Figure content listings
____________________

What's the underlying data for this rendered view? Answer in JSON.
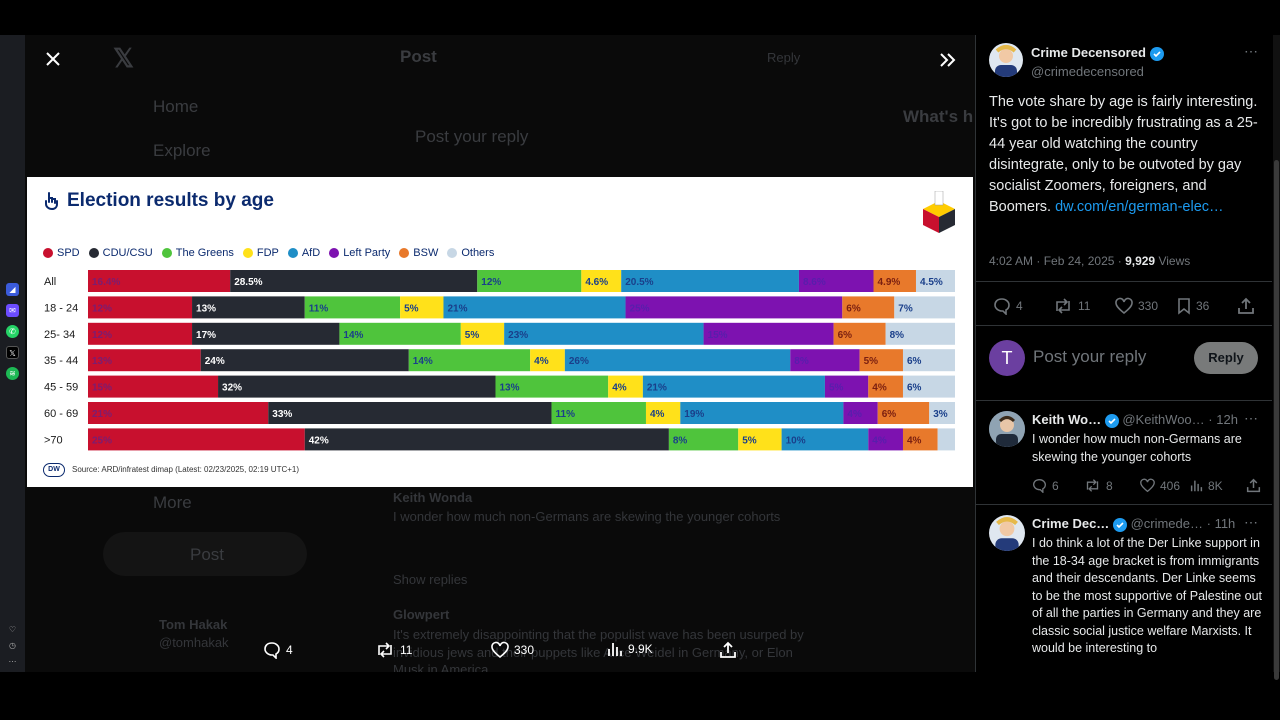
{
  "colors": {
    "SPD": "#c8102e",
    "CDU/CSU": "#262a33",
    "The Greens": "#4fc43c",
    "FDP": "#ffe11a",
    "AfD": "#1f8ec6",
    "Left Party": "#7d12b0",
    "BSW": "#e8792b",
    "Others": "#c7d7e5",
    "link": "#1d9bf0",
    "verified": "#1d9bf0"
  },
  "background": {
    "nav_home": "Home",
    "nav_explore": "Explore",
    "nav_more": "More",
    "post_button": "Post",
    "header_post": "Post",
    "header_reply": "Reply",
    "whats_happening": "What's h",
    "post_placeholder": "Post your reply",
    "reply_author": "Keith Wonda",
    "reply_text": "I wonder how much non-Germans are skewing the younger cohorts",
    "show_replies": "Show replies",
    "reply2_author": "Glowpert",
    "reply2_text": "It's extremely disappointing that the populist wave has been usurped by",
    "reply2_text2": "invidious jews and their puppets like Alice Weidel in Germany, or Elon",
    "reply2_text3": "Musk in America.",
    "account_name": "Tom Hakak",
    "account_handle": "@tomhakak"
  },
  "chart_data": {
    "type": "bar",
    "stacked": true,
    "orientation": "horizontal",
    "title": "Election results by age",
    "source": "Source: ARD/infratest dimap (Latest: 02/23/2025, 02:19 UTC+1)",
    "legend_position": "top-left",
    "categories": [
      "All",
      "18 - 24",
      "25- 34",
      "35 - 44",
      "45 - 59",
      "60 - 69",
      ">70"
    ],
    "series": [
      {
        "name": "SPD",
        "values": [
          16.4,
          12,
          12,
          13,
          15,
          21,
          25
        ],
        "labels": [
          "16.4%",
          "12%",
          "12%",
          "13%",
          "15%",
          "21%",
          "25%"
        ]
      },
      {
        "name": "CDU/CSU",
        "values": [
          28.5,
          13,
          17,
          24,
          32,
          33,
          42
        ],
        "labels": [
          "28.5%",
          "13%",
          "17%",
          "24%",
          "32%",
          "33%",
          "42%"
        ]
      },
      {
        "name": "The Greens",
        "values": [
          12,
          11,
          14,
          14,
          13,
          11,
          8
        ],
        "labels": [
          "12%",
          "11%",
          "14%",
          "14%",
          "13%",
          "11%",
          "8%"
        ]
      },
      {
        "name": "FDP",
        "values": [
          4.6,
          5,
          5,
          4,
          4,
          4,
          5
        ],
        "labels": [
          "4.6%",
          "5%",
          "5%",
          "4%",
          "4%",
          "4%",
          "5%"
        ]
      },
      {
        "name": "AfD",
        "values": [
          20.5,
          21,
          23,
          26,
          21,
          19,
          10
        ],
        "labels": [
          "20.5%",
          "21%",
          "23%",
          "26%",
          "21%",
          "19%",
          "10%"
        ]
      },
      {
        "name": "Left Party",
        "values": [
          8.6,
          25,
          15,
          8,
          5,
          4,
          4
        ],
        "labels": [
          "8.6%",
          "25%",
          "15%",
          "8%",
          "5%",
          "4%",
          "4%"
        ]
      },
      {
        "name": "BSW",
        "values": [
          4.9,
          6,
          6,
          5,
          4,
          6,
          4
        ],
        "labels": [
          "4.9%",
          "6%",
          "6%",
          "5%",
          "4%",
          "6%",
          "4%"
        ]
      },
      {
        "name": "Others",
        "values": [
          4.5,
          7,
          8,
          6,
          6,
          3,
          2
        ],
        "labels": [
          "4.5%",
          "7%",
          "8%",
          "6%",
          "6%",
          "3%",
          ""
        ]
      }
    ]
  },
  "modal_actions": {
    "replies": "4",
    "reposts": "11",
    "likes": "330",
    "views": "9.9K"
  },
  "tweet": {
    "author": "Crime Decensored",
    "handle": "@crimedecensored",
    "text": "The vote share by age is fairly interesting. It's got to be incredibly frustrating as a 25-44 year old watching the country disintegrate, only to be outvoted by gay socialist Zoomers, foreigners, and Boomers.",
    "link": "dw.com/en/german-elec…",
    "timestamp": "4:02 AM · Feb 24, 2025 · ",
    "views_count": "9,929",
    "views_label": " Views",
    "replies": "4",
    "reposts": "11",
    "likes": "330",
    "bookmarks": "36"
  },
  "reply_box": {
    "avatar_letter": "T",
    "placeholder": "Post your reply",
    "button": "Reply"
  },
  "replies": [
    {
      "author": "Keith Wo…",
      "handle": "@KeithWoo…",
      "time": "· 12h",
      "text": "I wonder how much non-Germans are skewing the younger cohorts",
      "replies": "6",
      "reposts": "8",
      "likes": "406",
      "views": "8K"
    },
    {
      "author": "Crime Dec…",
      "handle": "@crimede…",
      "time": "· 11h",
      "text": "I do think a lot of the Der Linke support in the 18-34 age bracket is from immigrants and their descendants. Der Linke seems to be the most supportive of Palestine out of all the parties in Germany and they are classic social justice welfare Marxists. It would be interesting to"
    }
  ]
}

____________________

Prompt
Extract all the data above exactly, excluding every picture.

Output
What's the underlying data for this rendered view? Answer in JSON.
{
  "colors": {
    "SPD": "#c8102e",
    "CDU/CSU": "#262a33",
    "The Greens": "#4fc43c",
    "FDP": "#ffe11a",
    "AfD": "#1f8ec6",
    "Left Party": "#7d12b0",
    "BSW": "#e8792b",
    "Others": "#c7d7e5",
    "link": "#1d9bf0",
    "verified": "#1d9bf0"
  },
  "background": {
    "nav_home": "Home",
    "nav_explore": "Explore",
    "nav_more": "More",
    "post_button": "Post",
    "header_post": "Post",
    "header_reply": "Reply",
    "whats_happening": "What's h",
    "post_placeholder": "Post your reply",
    "reply_author": "Keith Wonda",
    "reply_text": "I wonder how much non-Germans are skewing the younger cohorts",
    "show_replies": "Show replies",
    "reply2_author": "Glowpert",
    "reply2_text": "It's extremely disappointing that the populist wave has been usurped by",
    "reply2_text2": "invidious jews and their puppets like Alice Weidel in Germany, or Elon",
    "reply2_text3": "Musk in America.",
    "account_name": "Tom Hakak",
    "account_handle": "@tomhakak"
  },
  "chart_data": {
    "type": "bar",
    "stacked": true,
    "orientation": "horizontal",
    "title": "Election results by age",
    "source": "Source: ARD/infratest dimap (Latest: 02/23/2025, 02:19 UTC+1)",
    "legend_position": "top-left",
    "categories": [
      "All",
      "18 - 24",
      "25- 34",
      "35 - 44",
      "45 - 59",
      "60 - 69",
      ">70"
    ],
    "series": [
      {
        "name": "SPD",
        "values": [
          16.4,
          12,
          12,
          13,
          15,
          21,
          25
        ],
        "labels": [
          "16.4%",
          "12%",
          "12%",
          "13%",
          "15%",
          "21%",
          "25%"
        ]
      },
      {
        "name": "CDU/CSU",
        "values": [
          28.5,
          13,
          17,
          24,
          32,
          33,
          42
        ],
        "labels": [
          "28.5%",
          "13%",
          "17%",
          "24%",
          "32%",
          "33%",
          "42%"
        ]
      },
      {
        "name": "The Greens",
        "values": [
          12,
          11,
          14,
          14,
          13,
          11,
          8
        ],
        "labels": [
          "12%",
          "11%",
          "14%",
          "14%",
          "13%",
          "11%",
          "8%"
        ]
      },
      {
        "name": "FDP",
        "values": [
          4.6,
          5,
          5,
          4,
          4,
          4,
          5
        ],
        "labels": [
          "4.6%",
          "5%",
          "5%",
          "4%",
          "4%",
          "4%",
          "5%"
        ]
      },
      {
        "name": "AfD",
        "values": [
          20.5,
          21,
          23,
          26,
          21,
          19,
          10
        ],
        "labels": [
          "20.5%",
          "21%",
          "23%",
          "26%",
          "21%",
          "19%",
          "10%"
        ]
      },
      {
        "name": "Left Party",
        "values": [
          8.6,
          25,
          15,
          8,
          5,
          4,
          4
        ],
        "labels": [
          "8.6%",
          "25%",
          "15%",
          "8%",
          "5%",
          "4%",
          "4%"
        ]
      },
      {
        "name": "BSW",
        "values": [
          4.9,
          6,
          6,
          5,
          4,
          6,
          4
        ],
        "labels": [
          "4.9%",
          "6%",
          "6%",
          "5%",
          "4%",
          "6%",
          "4%"
        ]
      },
      {
        "name": "Others",
        "values": [
          4.5,
          7,
          8,
          6,
          6,
          3,
          2
        ],
        "labels": [
          "4.5%",
          "7%",
          "8%",
          "6%",
          "6%",
          "3%",
          ""
        ]
      }
    ]
  },
  "modal_actions": {
    "replies": "4",
    "reposts": "11",
    "likes": "330",
    "views": "9.9K"
  },
  "tweet": {
    "author": "Crime Decensored",
    "handle": "@crimedecensored",
    "text": "The vote share by age is fairly interesting. It's got to be incredibly frustrating as a 25-44 year old watching the country disintegrate, only to be outvoted by gay socialist Zoomers, foreigners, and Boomers.",
    "link": "dw.com/en/german-elec…",
    "timestamp": "4:02 AM · Feb 24, 2025 · ",
    "views_count": "9,929",
    "views_label": " Views",
    "replies": "4",
    "reposts": "11",
    "likes": "330",
    "bookmarks": "36"
  },
  "reply_box": {
    "avatar_letter": "T",
    "placeholder": "Post your reply",
    "button": "Reply"
  },
  "replies": [
    {
      "author": "Keith Wo…",
      "handle": "@KeithWoo…",
      "time": "· 12h",
      "text": "I wonder how much non-Germans are skewing the younger cohorts",
      "replies": "6",
      "reposts": "8",
      "likes": "406",
      "views": "8K"
    },
    {
      "author": "Crime Dec…",
      "handle": "@crimede…",
      "time": "· 11h",
      "text": "I do think a lot of the Der Linke support in the 18-34 age bracket is from immigrants and their descendants. Der Linke seems to be the most supportive of Palestine out of all the parties in Germany and they are classic social justice welfare Marxists. It would be interesting to"
    }
  ]
}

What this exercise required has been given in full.